(Data excerpts)
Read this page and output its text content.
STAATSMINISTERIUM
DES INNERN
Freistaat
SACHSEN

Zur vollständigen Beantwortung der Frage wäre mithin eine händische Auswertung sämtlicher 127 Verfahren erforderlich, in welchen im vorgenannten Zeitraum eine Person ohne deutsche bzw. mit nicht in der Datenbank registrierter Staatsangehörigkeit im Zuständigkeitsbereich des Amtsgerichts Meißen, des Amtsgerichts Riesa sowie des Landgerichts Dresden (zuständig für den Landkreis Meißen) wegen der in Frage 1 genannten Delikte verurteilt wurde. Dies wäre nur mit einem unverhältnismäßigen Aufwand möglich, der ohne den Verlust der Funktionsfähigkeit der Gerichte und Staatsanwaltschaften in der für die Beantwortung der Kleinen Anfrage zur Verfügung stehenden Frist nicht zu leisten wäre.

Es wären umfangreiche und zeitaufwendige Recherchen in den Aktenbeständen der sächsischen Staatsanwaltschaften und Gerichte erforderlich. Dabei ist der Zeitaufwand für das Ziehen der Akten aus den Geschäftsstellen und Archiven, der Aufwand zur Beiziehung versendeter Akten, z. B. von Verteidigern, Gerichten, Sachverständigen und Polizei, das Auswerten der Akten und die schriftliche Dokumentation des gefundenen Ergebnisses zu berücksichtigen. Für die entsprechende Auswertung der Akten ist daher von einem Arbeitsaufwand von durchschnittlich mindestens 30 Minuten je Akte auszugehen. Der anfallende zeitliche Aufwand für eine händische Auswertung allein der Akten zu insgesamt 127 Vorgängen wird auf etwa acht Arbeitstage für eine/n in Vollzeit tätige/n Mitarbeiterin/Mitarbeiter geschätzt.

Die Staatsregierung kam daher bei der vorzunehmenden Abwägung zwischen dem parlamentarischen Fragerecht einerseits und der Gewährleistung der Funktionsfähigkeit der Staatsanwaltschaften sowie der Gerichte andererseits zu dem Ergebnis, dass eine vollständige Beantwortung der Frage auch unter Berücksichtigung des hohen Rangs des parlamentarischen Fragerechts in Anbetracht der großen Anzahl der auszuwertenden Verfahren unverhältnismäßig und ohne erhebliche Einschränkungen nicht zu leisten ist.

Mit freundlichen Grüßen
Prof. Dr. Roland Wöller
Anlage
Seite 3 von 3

* _Objective_
Give all the entries again exactly; leave none out.

* _Task output_
Read this page and output its text content.
STAATSMINISTERIUM
DES INNERN
Freistaat
SACHSEN

Zur vollständigen Beantwortung der Frage wäre mithin eine händische Auswertung sämtlicher 127 Verfahren erforderlich, in welchen im vorgenannten Zeitraum eine Person ohne deutsche bzw. mit nicht in der Datenbank registrierter Staatsangehörigkeit im Zuständigkeitsbereich des Amtsgerichts Meißen, des Amtsgerichts Riesa sowie des Landgerichts Dresden (zuständig für den Landkreis Meißen) wegen der in Frage 1 genannten Delikte verurteilt wurde. Dies wäre nur mit einem unverhältnismäßigen Aufwand möglich, der ohne den Verlust der Funktionsfähigkeit der Gerichte und Staatsanwaltschaften in der für die Beantwortung der Kleinen Anfrage zur Verfügung stehenden Frist nicht zu leisten wäre.

Es wären umfangreiche und zeitaufwendige Recherchen in den Aktenbeständen der sächsischen Staatsanwaltschaften und Gerichte erforderlich. Dabei ist der Zeitaufwand für das Ziehen der Akten aus den Geschäftsstellen und Archiven, der Aufwand zur Beiziehung versendeter Akten, z. B. von Verteidigern, Gerichten, Sachverständigen und Polizei, das Auswerten der Akten und die schriftliche Dokumentation des gefundenen Ergebnisses zu berücksichtigen. Für die entsprechende Auswertung der Akten ist daher von einem Arbeitsaufwand von durchschnittlich mindestens 30 Minuten je Akte auszugehen. Der anfallende zeitliche Aufwand für eine händische Auswertung allein der Akten zu insgesamt 127 Vorgängen wird auf etwa acht Arbeitstage für eine/n in Vollzeit tätige/n Mitarbeiterin/Mitarbeiter geschätzt.

Die Staatsregierung kam daher bei der vorzunehmenden Abwägung zwischen dem parlamentarischen Fragerecht einerseits und der Gewährleistung der Funktionsfähigkeit der Staatsanwaltschaften sowie der Gerichte andererseits zu dem Ergebnis, dass eine vollständige Beantwortung der Frage auch unter Berücksichtigung des hohen Rangs des parlamentarischen Fragerechts in Anbetracht der großen Anzahl der auszuwertenden Verfahren unverhältnismäßig und ohne erhebliche Einschränkungen nicht zu leisten ist.

Mit freundlichen Grüßen
Prof. Dr. Roland Wöller
Anlage
Seite 3 von 3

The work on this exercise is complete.